Filter the listing and keep only the lines with the word "Trung".

BEGIN Dataset content

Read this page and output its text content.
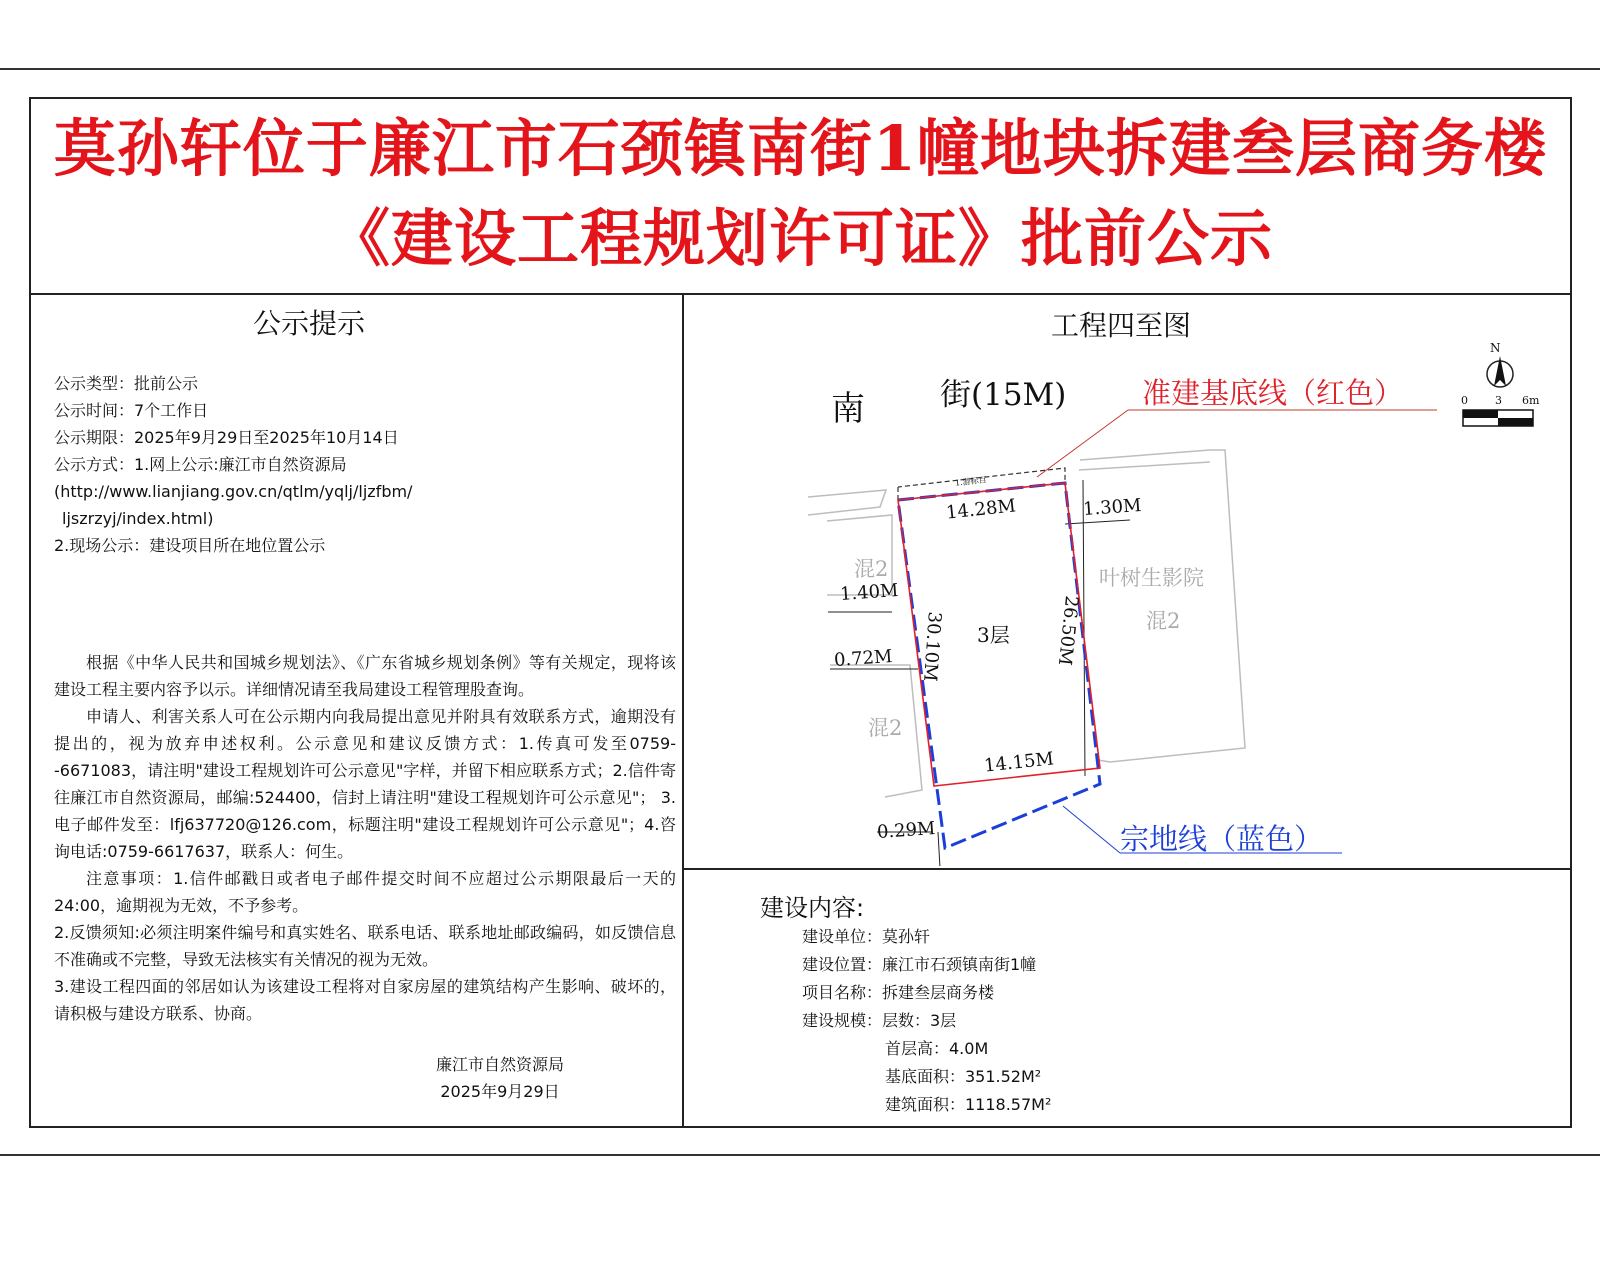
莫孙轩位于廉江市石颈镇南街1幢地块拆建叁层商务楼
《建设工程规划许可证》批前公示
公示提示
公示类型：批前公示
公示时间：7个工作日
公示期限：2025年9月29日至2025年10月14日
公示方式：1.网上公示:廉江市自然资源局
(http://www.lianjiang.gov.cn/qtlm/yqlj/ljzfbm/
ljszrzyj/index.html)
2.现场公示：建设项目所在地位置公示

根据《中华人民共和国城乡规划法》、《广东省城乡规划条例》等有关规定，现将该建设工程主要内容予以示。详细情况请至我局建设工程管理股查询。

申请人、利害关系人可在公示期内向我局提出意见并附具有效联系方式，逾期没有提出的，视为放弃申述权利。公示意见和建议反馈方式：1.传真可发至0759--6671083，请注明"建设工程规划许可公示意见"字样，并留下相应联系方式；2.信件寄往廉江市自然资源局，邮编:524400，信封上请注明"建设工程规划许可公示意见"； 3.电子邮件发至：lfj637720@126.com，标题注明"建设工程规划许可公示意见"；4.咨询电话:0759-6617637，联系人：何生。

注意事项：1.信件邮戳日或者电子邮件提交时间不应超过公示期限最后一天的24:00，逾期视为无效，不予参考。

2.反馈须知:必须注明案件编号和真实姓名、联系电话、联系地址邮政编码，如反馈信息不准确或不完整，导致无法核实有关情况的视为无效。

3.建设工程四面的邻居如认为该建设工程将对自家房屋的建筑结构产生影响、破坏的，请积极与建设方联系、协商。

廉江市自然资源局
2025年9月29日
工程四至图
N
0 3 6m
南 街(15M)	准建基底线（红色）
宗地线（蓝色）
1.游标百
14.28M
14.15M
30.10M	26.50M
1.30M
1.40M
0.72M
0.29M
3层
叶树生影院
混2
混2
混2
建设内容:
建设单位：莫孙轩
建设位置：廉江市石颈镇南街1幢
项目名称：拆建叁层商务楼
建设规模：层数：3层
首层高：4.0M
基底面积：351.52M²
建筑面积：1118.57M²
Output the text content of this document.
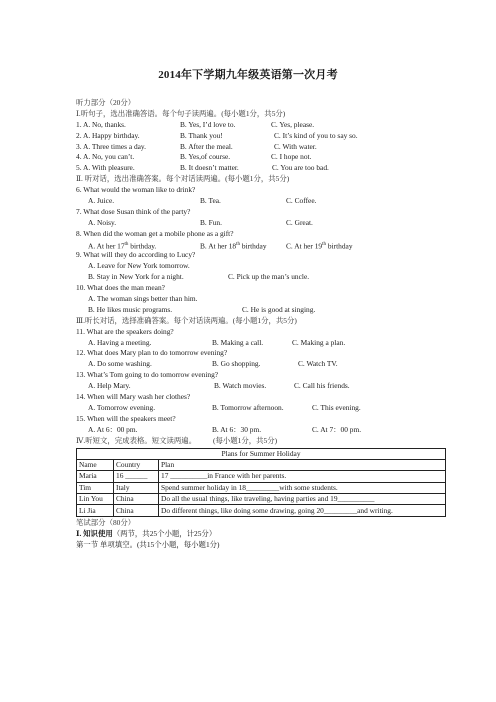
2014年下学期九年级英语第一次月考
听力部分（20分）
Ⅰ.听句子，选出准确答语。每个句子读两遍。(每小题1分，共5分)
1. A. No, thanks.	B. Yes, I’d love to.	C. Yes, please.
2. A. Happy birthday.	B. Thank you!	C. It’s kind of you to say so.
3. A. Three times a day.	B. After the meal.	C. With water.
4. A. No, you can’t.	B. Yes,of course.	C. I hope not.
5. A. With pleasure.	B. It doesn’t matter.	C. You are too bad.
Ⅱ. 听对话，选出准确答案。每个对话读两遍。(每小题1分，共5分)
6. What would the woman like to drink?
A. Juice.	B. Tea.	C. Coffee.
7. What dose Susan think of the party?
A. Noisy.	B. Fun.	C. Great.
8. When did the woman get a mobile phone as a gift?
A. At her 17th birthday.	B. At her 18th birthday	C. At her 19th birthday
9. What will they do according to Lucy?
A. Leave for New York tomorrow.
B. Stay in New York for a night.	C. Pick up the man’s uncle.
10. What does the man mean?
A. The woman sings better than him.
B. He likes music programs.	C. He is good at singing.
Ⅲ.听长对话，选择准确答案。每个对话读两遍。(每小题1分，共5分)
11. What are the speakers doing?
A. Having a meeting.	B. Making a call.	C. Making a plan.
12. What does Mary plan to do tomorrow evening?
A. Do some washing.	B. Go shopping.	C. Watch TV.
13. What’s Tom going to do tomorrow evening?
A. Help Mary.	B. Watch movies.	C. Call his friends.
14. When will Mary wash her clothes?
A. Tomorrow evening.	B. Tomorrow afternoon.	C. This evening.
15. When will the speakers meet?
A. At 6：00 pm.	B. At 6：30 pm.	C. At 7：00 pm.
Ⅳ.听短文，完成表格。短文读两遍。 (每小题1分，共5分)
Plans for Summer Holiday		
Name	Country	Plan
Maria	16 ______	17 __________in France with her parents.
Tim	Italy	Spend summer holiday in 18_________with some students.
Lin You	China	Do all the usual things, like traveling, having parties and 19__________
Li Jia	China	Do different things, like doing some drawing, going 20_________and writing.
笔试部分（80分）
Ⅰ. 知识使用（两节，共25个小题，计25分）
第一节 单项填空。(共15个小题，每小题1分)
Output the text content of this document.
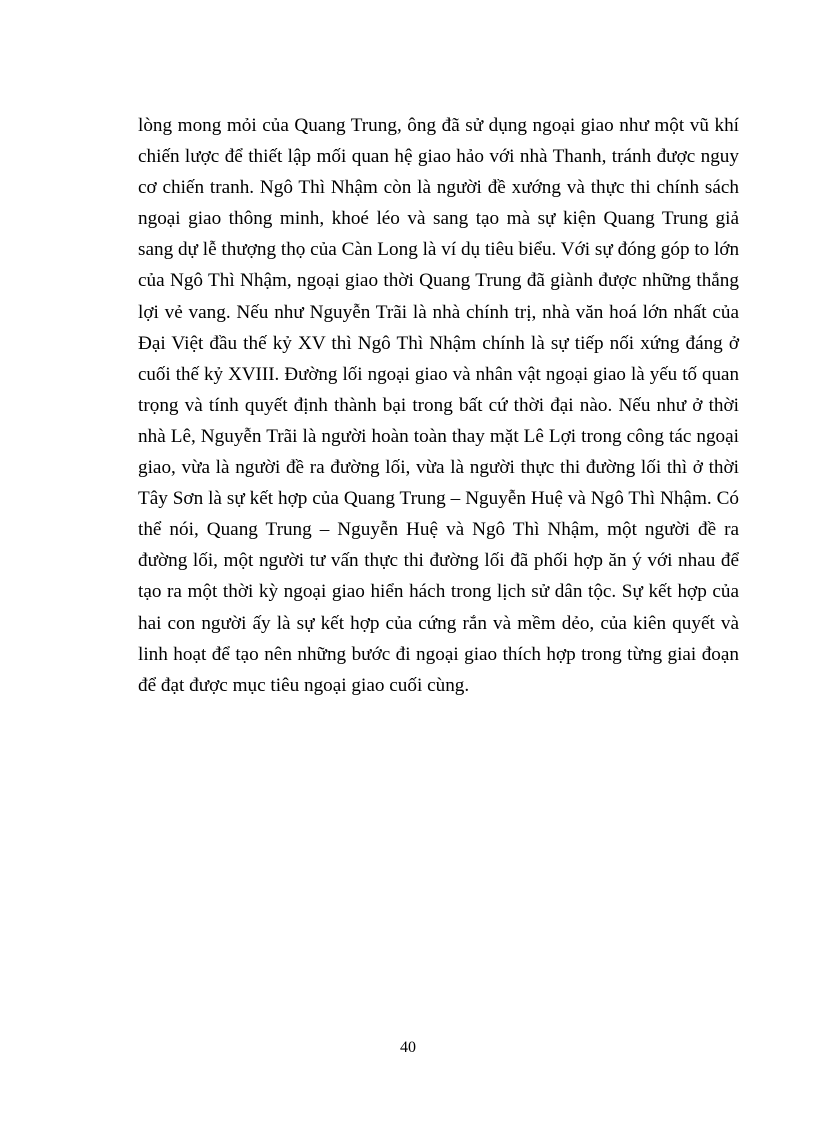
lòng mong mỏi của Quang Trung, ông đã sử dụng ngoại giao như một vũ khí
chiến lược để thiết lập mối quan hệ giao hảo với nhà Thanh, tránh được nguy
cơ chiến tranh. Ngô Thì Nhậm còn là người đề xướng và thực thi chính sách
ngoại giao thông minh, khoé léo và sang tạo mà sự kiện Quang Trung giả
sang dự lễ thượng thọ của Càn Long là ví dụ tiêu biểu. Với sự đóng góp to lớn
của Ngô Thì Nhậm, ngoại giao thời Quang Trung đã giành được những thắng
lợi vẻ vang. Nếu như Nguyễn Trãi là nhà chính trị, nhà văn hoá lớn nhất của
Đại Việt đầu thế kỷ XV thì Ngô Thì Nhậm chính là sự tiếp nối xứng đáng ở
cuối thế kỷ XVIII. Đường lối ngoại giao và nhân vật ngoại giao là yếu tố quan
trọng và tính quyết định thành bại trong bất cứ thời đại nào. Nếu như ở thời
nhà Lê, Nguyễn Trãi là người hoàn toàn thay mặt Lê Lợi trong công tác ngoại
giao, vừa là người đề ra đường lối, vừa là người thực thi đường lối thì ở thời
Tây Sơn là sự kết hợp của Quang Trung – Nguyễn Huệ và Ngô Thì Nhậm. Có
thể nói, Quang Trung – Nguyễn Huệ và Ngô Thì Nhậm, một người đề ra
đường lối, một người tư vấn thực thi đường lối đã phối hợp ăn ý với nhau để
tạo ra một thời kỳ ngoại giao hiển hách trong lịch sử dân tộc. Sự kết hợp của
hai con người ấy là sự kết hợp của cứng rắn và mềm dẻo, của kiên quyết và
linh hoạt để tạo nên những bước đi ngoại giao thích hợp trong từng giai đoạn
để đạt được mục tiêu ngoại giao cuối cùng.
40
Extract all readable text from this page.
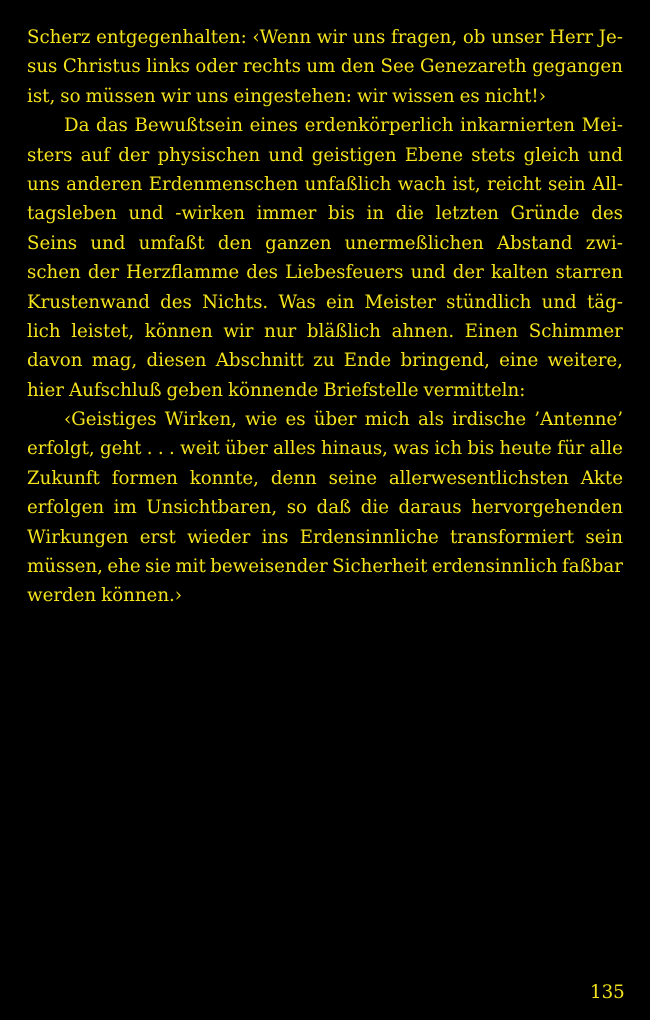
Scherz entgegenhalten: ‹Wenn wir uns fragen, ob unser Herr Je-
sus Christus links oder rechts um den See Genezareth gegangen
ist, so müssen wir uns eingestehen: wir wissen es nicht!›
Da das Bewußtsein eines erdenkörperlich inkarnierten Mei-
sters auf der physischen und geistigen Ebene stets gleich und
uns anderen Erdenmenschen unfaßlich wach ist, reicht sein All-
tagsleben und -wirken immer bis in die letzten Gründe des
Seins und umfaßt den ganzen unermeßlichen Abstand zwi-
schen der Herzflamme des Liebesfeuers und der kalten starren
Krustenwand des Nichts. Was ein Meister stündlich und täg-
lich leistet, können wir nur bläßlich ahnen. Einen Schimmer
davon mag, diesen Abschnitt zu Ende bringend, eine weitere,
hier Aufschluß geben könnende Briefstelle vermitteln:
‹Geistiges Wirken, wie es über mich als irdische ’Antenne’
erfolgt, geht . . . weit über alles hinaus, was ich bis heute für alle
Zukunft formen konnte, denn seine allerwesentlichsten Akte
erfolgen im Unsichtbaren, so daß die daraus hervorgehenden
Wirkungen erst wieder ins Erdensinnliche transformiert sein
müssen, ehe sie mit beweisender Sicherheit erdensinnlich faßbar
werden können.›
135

END Dataset content

» Complete output:
lòng mong mỏi của Quang Trung, ông đã sử dụng ngoại giao như một vũ khí
ngoại giao thông minh, khoé léo và sang tạo mà sự kiện Quang Trung giả
của Ngô Thì Nhậm, ngoại giao thời Quang Trung đã giành được những thắng
Tây Sơn là sự kết hợp của Quang Trung – Nguyễn Huệ và Ngô Thì Nhậm. Có
thể nói, Quang Trung – Nguyễn Huệ và Ngô Thì Nhậm, một người đề ra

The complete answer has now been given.